* RECORDS SUPPLIED:

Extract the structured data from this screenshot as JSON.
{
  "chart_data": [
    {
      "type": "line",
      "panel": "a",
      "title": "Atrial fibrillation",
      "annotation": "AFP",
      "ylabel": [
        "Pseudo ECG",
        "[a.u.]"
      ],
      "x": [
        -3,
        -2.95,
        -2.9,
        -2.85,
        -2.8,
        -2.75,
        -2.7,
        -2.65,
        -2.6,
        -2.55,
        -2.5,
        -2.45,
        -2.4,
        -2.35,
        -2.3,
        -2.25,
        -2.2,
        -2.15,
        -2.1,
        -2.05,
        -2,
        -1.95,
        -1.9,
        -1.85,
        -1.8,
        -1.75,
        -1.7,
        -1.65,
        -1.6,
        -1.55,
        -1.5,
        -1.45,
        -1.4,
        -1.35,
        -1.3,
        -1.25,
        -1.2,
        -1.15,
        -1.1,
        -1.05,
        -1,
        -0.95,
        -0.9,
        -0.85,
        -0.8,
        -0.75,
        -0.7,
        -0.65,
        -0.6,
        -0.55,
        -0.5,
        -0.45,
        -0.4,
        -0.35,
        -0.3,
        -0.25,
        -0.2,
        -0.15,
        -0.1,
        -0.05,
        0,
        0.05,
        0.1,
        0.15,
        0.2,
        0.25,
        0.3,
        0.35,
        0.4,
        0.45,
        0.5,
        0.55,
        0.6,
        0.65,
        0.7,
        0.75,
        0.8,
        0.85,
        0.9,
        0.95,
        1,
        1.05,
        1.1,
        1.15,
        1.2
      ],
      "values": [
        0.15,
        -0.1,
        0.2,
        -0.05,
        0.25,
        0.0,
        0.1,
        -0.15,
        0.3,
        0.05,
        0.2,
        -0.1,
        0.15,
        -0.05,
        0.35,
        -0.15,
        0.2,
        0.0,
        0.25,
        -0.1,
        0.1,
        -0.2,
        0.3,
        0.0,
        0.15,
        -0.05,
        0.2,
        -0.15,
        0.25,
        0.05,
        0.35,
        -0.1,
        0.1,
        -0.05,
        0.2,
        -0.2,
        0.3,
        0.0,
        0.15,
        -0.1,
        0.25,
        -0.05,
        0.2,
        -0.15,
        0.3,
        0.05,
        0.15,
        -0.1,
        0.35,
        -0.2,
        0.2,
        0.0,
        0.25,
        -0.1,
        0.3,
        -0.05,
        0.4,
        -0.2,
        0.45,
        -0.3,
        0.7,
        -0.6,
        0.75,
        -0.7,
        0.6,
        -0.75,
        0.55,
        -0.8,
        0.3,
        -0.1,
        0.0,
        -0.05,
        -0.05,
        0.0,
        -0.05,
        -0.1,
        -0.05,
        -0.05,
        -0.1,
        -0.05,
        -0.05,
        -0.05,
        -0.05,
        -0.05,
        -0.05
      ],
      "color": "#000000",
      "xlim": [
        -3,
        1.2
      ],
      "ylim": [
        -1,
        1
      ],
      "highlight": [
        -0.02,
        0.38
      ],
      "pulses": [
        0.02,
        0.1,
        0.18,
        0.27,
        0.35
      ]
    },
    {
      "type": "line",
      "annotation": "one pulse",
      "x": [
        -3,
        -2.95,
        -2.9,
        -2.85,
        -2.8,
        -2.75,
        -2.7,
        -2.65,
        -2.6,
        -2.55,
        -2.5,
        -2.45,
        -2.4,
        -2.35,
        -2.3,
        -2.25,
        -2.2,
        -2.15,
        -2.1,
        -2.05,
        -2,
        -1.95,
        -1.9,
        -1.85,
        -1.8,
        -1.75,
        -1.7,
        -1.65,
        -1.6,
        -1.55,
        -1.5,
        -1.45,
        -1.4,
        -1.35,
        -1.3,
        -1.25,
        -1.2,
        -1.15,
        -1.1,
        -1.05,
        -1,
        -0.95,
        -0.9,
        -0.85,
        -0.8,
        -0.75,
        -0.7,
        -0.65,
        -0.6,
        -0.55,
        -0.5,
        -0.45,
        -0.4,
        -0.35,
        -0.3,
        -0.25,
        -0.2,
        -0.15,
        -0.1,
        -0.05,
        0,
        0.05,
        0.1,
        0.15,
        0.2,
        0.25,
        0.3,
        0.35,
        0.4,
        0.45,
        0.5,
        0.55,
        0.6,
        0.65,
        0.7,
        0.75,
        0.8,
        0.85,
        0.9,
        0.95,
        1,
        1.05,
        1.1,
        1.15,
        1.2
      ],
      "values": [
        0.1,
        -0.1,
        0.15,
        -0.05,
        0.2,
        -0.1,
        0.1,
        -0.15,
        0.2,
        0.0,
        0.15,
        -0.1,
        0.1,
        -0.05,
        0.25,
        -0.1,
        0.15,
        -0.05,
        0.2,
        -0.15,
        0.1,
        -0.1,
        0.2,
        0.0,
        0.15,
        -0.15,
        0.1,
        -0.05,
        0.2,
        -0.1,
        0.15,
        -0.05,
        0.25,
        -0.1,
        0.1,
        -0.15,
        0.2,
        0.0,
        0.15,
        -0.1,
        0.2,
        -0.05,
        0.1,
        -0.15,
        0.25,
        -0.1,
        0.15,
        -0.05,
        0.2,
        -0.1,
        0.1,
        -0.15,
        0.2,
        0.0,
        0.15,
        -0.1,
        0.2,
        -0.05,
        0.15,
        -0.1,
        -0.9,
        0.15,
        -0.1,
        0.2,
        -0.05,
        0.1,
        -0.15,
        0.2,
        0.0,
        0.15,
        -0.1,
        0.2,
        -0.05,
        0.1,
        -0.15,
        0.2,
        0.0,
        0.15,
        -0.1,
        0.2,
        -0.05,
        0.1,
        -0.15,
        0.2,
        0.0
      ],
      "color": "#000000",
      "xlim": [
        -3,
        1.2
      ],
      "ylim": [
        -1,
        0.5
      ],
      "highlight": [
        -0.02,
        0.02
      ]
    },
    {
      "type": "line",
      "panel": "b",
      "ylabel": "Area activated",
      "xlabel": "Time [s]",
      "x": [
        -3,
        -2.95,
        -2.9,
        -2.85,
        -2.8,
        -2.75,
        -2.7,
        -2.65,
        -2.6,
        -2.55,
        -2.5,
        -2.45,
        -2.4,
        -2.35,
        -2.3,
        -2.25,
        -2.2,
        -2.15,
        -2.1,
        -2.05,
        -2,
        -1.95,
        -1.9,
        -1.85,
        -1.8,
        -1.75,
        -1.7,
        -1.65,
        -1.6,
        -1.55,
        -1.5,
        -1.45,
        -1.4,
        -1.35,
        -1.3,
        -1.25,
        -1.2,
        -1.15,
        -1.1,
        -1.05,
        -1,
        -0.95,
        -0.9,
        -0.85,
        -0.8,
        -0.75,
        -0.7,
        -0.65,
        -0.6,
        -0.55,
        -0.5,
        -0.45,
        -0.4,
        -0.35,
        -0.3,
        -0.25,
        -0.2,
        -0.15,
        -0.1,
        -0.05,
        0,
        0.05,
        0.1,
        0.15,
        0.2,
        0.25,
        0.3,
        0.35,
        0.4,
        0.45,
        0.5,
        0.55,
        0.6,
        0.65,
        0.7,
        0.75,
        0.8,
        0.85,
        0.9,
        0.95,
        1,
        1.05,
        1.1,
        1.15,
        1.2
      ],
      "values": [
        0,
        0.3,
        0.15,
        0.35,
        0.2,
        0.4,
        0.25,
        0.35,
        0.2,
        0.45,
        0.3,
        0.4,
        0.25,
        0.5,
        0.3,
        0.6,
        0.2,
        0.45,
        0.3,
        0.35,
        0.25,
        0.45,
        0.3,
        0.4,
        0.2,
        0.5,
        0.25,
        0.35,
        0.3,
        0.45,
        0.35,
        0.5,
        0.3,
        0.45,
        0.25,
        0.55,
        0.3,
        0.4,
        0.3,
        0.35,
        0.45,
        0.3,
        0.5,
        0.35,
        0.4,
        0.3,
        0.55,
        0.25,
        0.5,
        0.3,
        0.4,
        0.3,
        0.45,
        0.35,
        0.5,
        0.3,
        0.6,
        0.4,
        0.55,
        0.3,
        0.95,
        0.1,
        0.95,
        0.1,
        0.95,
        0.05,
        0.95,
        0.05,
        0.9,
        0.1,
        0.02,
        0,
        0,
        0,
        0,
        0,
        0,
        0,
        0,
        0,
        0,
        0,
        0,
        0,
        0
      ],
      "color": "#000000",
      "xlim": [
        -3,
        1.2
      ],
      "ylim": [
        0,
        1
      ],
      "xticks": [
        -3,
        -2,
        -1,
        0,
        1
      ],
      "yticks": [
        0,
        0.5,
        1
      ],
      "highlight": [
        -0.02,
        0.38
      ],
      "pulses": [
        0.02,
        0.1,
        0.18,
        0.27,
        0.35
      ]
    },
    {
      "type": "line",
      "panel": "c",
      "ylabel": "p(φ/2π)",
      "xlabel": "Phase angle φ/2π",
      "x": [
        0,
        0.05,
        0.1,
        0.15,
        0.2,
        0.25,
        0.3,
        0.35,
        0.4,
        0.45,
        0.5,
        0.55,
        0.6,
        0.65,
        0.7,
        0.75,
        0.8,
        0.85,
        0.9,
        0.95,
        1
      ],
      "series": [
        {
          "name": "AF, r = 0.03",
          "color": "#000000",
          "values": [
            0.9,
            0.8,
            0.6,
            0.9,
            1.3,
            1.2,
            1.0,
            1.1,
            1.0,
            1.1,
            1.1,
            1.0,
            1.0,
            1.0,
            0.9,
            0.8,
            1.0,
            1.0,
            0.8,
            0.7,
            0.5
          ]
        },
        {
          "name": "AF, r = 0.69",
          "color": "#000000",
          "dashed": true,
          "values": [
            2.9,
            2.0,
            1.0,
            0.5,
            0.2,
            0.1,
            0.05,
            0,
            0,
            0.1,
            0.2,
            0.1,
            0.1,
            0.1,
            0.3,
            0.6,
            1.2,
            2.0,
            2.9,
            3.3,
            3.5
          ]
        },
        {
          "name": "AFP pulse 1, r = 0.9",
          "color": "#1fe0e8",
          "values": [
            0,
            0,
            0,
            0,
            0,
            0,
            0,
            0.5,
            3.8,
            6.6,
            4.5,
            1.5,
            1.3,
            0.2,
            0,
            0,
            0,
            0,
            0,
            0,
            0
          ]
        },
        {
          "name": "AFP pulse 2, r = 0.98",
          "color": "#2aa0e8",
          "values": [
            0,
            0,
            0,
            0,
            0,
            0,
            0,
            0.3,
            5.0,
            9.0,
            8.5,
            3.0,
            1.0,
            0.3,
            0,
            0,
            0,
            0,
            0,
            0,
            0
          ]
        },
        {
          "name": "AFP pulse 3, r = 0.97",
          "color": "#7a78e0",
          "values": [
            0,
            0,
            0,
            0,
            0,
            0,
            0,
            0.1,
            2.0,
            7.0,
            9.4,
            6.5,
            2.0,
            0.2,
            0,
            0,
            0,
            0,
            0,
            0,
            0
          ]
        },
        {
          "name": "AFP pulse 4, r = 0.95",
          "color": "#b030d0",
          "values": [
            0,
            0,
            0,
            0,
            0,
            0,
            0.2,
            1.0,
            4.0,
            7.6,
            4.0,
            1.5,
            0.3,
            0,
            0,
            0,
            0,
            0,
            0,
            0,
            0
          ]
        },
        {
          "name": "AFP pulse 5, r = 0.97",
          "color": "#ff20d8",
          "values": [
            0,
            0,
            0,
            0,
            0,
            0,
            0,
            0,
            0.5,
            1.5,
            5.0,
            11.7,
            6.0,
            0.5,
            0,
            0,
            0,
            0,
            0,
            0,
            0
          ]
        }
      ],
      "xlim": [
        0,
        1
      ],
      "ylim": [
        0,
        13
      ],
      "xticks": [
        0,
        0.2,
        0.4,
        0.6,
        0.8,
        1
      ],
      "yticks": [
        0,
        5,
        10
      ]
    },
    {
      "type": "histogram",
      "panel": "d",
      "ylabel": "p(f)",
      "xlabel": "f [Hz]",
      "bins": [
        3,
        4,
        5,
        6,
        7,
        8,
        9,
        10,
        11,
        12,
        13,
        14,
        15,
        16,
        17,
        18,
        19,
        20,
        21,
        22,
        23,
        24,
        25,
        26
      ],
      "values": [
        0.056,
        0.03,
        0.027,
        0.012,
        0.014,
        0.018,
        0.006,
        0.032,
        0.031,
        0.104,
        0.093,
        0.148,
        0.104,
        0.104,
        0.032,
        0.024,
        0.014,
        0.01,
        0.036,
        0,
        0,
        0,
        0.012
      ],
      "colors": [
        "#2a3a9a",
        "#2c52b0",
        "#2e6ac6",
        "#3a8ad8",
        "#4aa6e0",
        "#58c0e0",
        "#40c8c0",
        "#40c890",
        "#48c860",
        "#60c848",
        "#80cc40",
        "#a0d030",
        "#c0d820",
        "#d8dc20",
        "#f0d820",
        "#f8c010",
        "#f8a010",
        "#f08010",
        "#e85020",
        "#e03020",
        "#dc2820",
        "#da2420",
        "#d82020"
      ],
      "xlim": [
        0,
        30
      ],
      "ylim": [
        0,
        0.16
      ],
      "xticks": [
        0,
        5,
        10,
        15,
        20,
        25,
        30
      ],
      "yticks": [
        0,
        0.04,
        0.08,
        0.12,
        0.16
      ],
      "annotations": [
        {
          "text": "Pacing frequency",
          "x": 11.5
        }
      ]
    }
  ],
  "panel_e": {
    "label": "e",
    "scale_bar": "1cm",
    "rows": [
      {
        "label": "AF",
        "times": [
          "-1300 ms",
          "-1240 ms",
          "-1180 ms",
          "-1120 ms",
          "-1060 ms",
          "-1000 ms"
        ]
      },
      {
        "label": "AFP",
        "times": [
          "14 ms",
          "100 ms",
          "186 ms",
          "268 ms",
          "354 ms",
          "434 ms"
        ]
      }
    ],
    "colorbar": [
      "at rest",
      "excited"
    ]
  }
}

* WHAT IS BEING ASKED:
Copy out every line in the entries above that holds "ylabel".

* EXERCISE ANSWER:
      "ylabel": [
      "ylabel": "Area activated",
      "ylabel": "p(φ/2π)",
      "ylabel": "p(f)",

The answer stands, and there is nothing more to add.